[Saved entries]

+++

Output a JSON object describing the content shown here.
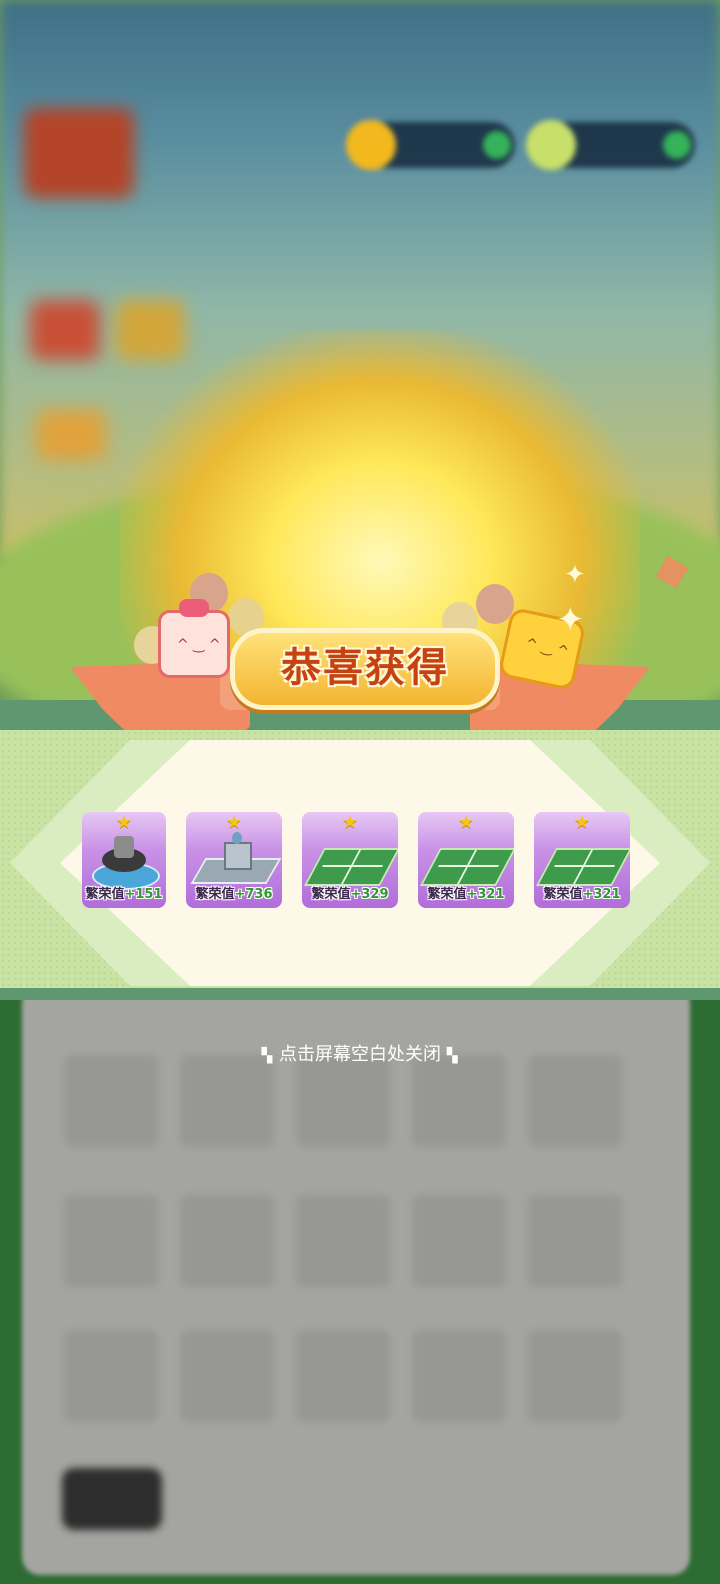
{
  "dialog": {
    "title": "恭喜获得",
    "close_hint": "点击屏幕空白处关闭",
    "deco_left": "▚",
    "deco_right": "▚"
  },
  "rewards": [
    {
      "label": "繁荣值",
      "value": "+151",
      "icon": "fountain-statue-icon"
    },
    {
      "label": "繁荣值",
      "value": "+736",
      "icon": "factory-building-icon"
    },
    {
      "label": "繁荣值",
      "value": "+329",
      "icon": "tennis-court-icon"
    },
    {
      "label": "繁荣值",
      "value": "+321",
      "icon": "tennis-court-icon"
    },
    {
      "label": "繁荣值",
      "value": "+321",
      "icon": "tennis-court-icon"
    }
  ],
  "rarity_star": "★",
  "colors": {
    "card_purple": "#c891e6",
    "ribbon": "#f08a62",
    "title_red": "#c64212",
    "value_green": "#2f9a2f",
    "band_green": "#5f9770"
  }
}
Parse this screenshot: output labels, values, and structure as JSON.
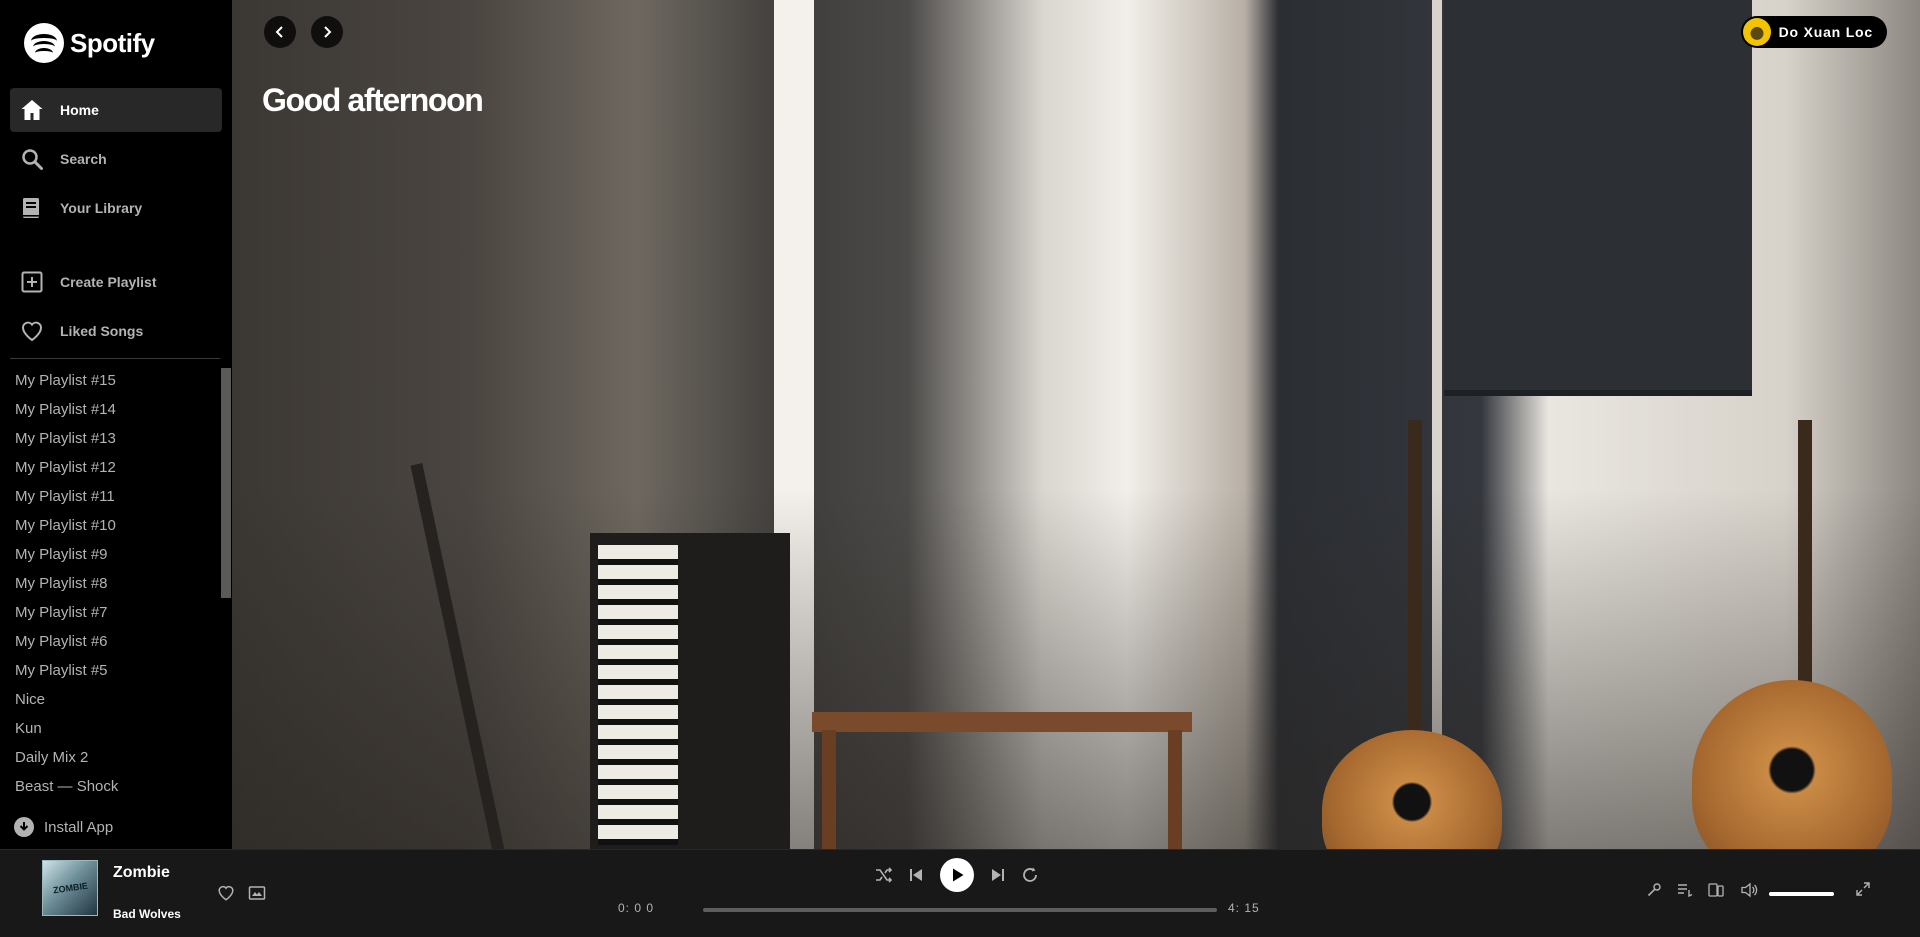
{
  "app": {
    "logo_text": "Spotify"
  },
  "sidebar": {
    "nav": [
      {
        "label": "Home",
        "icon": "home-icon",
        "active": true
      },
      {
        "label": "Search",
        "icon": "search-icon",
        "active": false
      },
      {
        "label": "Your Library",
        "icon": "library-icon",
        "active": false
      }
    ],
    "actions": [
      {
        "label": "Create Playlist",
        "icon": "plus-square-icon"
      },
      {
        "label": "Liked Songs",
        "icon": "heart-icon"
      }
    ],
    "playlists": [
      "My Playlist #15",
      "My Playlist #14",
      "My Playlist #13",
      "My Playlist #12",
      "My Playlist #11",
      "My Playlist #10",
      "My Playlist #9",
      "My Playlist #8",
      "My Playlist #7",
      "My Playlist #6",
      "My Playlist #5",
      "Nice",
      "Kun",
      "Daily Mix 2",
      "Beast — Shock"
    ],
    "install_label": "Install App"
  },
  "header": {
    "user_name": "Do Xuan Loc",
    "greeting": "Good afternoon"
  },
  "player": {
    "track_title": "Zombie",
    "track_artist": "Bad Wolves",
    "cover_text": "ZOMBIE",
    "current_time": "0: 0 0",
    "total_time": "4: 15",
    "progress_fraction": 0,
    "volume_fraction": 1
  },
  "colors": {
    "sidebar_bg": "#000000",
    "player_bg": "#181818",
    "active_item_bg": "#282828",
    "text_muted": "#b3b3b3"
  }
}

+++

◆ **TASK OBJECTIVE**: Go through the listing above and quote it exactly, apart from its images.

◆ **WORKED SOLUTION**:
Output a JSON object describing the content shown here.
{
  "dialog": {
    "title": "恭喜获得",
    "close_hint": "点击屏幕空白处关闭",
    "deco_left": "▚",
    "deco_right": "▚"
  },
  "rewards": [
    {
      "label": "繁荣值",
      "value": "+151",
      "icon": "fountain-statue-icon"
    },
    {
      "label": "繁荣值",
      "value": "+736",
      "icon": "factory-building-icon"
    },
    {
      "label": "繁荣值",
      "value": "+329",
      "icon": "tennis-court-icon"
    },
    {
      "label": "繁荣值",
      "value": "+321",
      "icon": "tennis-court-icon"
    },
    {
      "label": "繁荣值",
      "value": "+321",
      "icon": "tennis-court-icon"
    }
  ],
  "rarity_star": "★",
  "colors": {
    "card_purple": "#c891e6",
    "ribbon": "#f08a62",
    "title_red": "#c64212",
    "value_green": "#2f9a2f",
    "band_green": "#5f9770"
  }
}
Parse this screenshot: output labels, values, and structure as JSON.
{
  "app": {
    "logo_text": "Spotify"
  },
  "sidebar": {
    "nav": [
      {
        "label": "Home",
        "icon": "home-icon",
        "active": true
      },
      {
        "label": "Search",
        "icon": "search-icon",
        "active": false
      },
      {
        "label": "Your Library",
        "icon": "library-icon",
        "active": false
      }
    ],
    "actions": [
      {
        "label": "Create Playlist",
        "icon": "plus-square-icon"
      },
      {
        "label": "Liked Songs",
        "icon": "heart-icon"
      }
    ],
    "playlists": [
      "My Playlist #15",
      "My Playlist #14",
      "My Playlist #13",
      "My Playlist #12",
      "My Playlist #11",
      "My Playlist #10",
      "My Playlist #9",
      "My Playlist #8",
      "My Playlist #7",
      "My Playlist #6",
      "My Playlist #5",
      "Nice",
      "Kun",
      "Daily Mix 2",
      "Beast — Shock"
    ],
    "install_label": "Install App"
  },
  "header": {
    "user_name": "Do Xuan Loc",
    "greeting": "Good afternoon"
  },
  "player": {
    "track_title": "Zombie",
    "track_artist": "Bad Wolves",
    "cover_text": "ZOMBIE",
    "current_time": "0: 0 0",
    "total_time": "4: 15",
    "progress_fraction": 0,
    "volume_fraction": 1
  },
  "colors": {
    "sidebar_bg": "#000000",
    "player_bg": "#181818",
    "active_item_bg": "#282828",
    "text_muted": "#b3b3b3"
  }
}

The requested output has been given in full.